▶ **Problem to work on**
Check each line of the listing below for the word "محمد" and say how many lines have it. Nothing else should be written.
##### Provided information #####
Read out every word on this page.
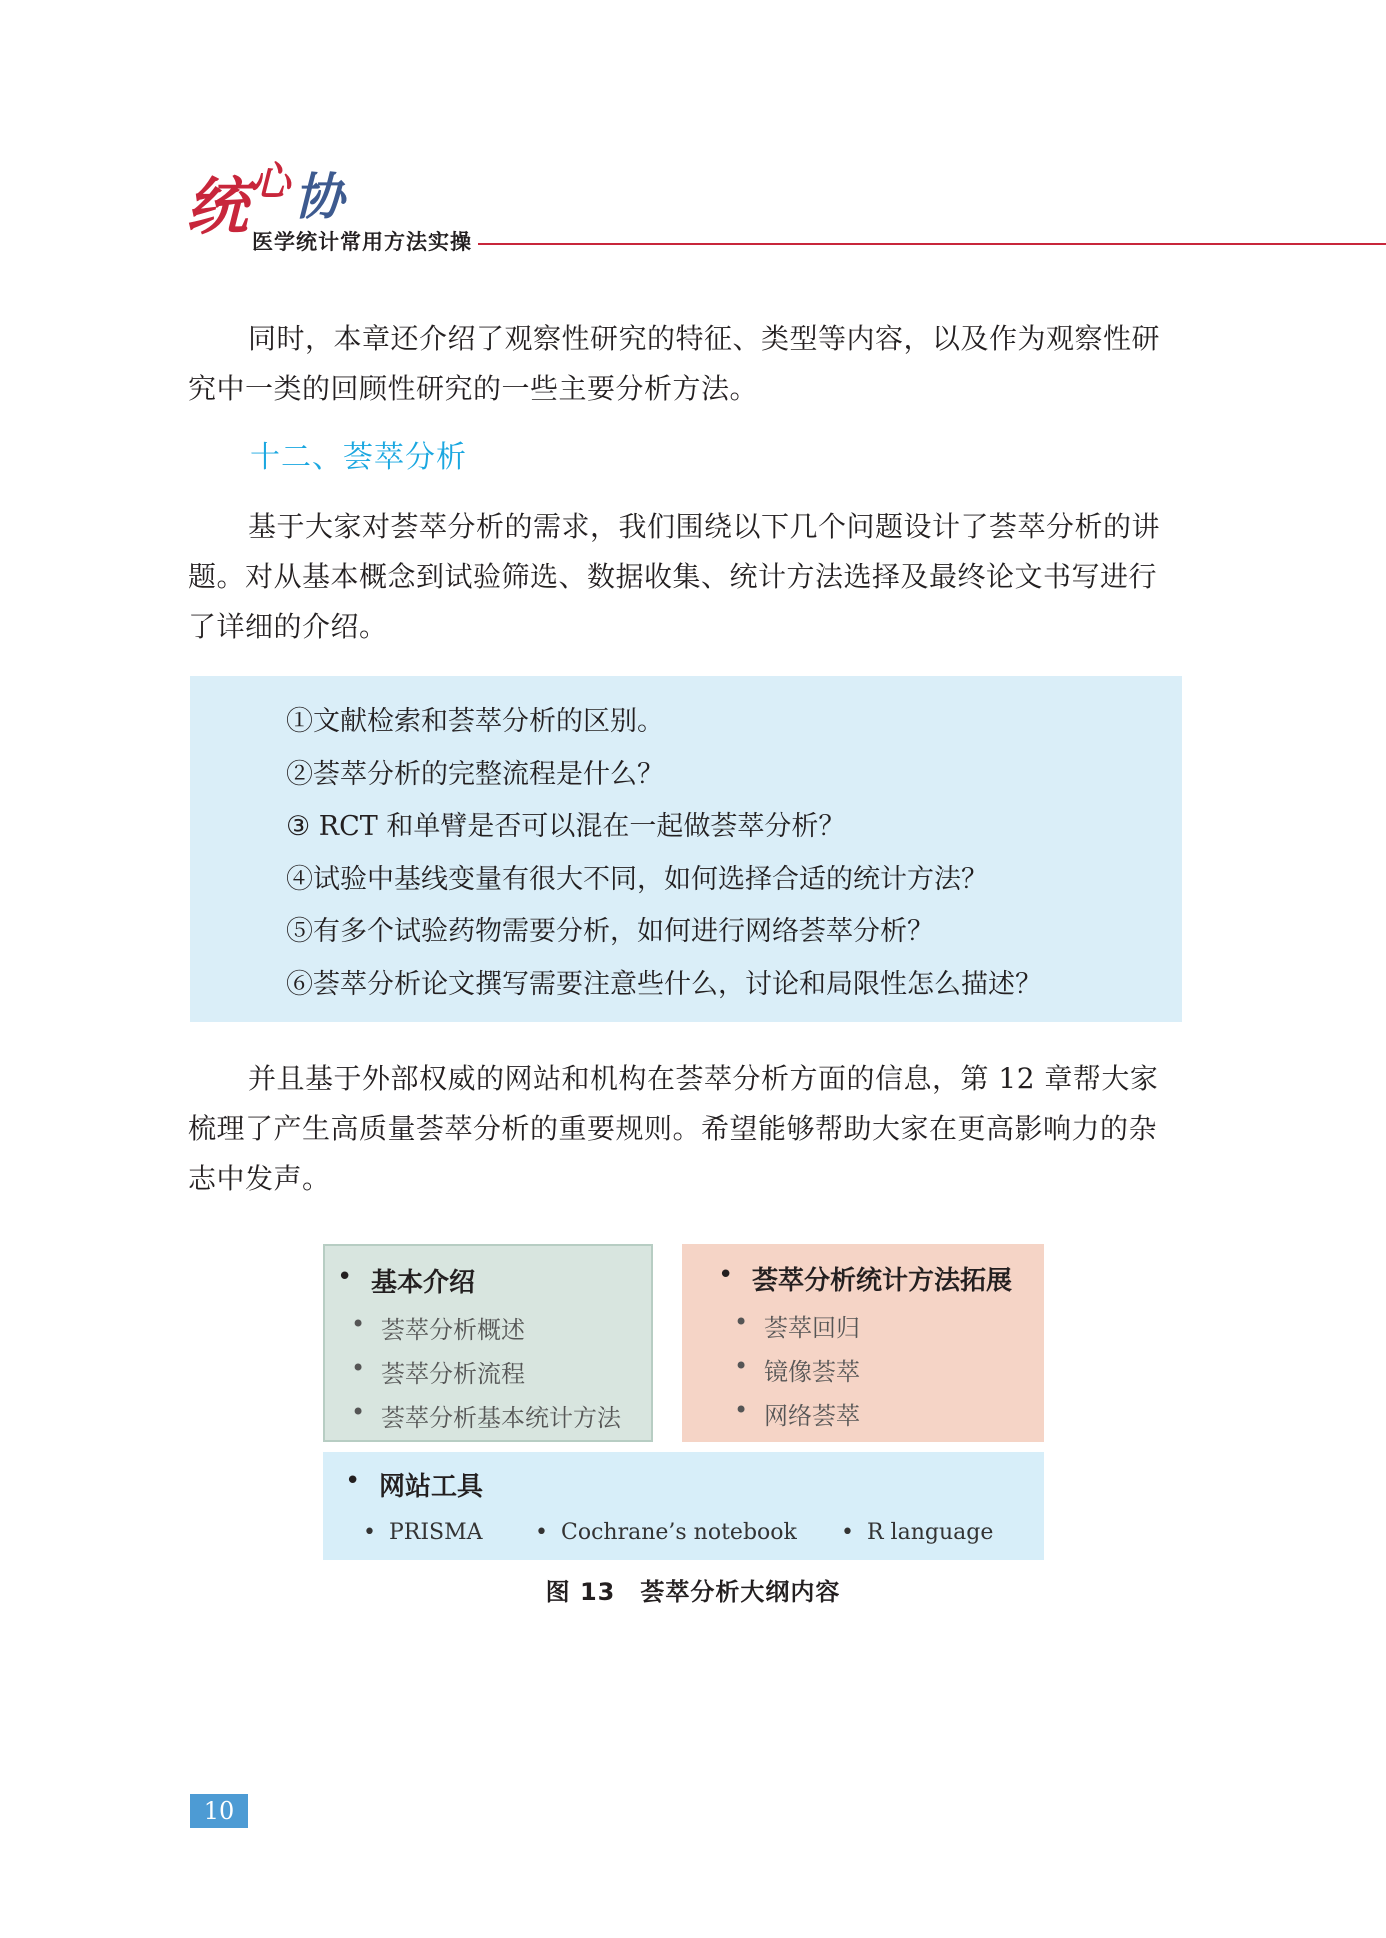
统 心 协
医学统计常用方法实操

同时，本章还介绍了观察性研究的特征、类型等内容，以及作为观察性研究中一类的回顾性研究的一些主要分析方法。

十二、荟萃分析

基于大家对荟萃分析的需求，我们围绕以下几个问题设计了荟萃分析的讲题。对从基本概念到试验筛选、数据收集、统计方法选择及最终论文书写进行了详细的介绍。

①文献检索和荟萃分析的区别。
②荟萃分析的完整流程是什么？
③ RCT 和单臂是否可以混在一起做荟萃分析？
④试验中基线变量有很大不同，如何选择合适的统计方法？
⑤有多个试验药物需要分析，如何进行网络荟萃分析？
⑥荟萃分析论文撰写需要注意些什么，讨论和局限性怎么描述？

并且基于外部权威的网站和机构在荟萃分析方面的信息，第 12 章帮大家梳理了产生高质量荟萃分析的重要规则。希望能够帮助大家在更高影响力的杂志中发声。

• 基本介绍
• 荟萃分析概述
• 荟萃分析流程
• 荟萃分析基本统计方法
• 荟萃分析统计方法拓展
• 荟萃回归
• 镜像荟萃
• 网络荟萃
• 网站工具
• PRISMA	• Cochrane’s notebook	• R language
图 13　荟萃分析大纲内容
10
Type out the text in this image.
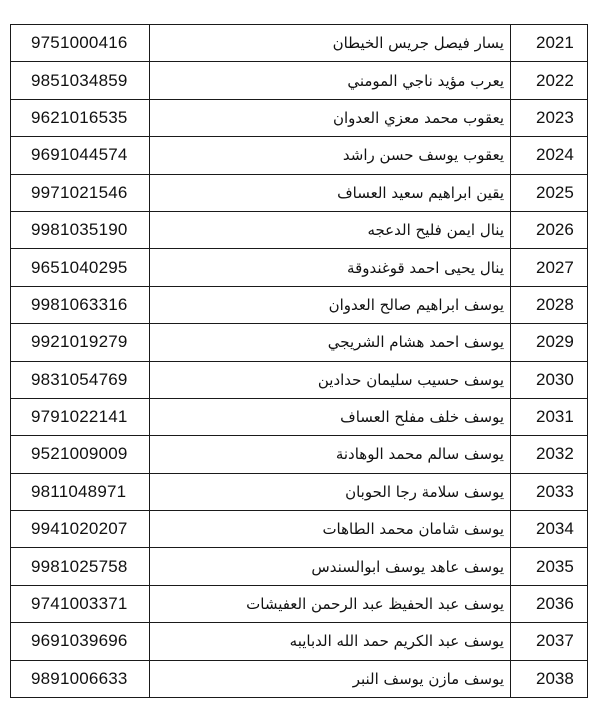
9751000416	يسار فيصل جريس الخيطان	2021
9851034859	يعرب مؤيد ناجي المومني	2022
9621016535	يعقوب محمد معزي العدوان	2023
9691044574	يعقوب يوسف حسن راشد	2024
9971021546	يقين ابراهيم سعيد العساف	2025
9981035190	ينال ايمن فليح الدعجه	2026
9651040295	ينال يحيى احمد قوغندوقة	2027
9981063316	يوسف ابراهيم صالح العدوان	2028
9921019279	يوسف احمد هشام الشريجي	2029
9831054769	يوسف حسيب سليمان حدادين	2030
9791022141	يوسف خلف مفلح العساف	2031
9521009009	يوسف سالم محمد الوهادنة	2032
9811048971	يوسف سلامة رجا الحوبان	2033
9941020207	يوسف شامان محمد الطاهات	2034
9981025758	يوسف عاهد يوسف ابوالسندس	2035
9741003371	يوسف عبد الحفيظ عبد الرحمن العفيشات	2036
9691039696	يوسف عبد الكريم حمد الله الدبايبه	2037
9891006633	يوسف مازن يوسف النبر	2038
#####
▶ **Response to this task**
3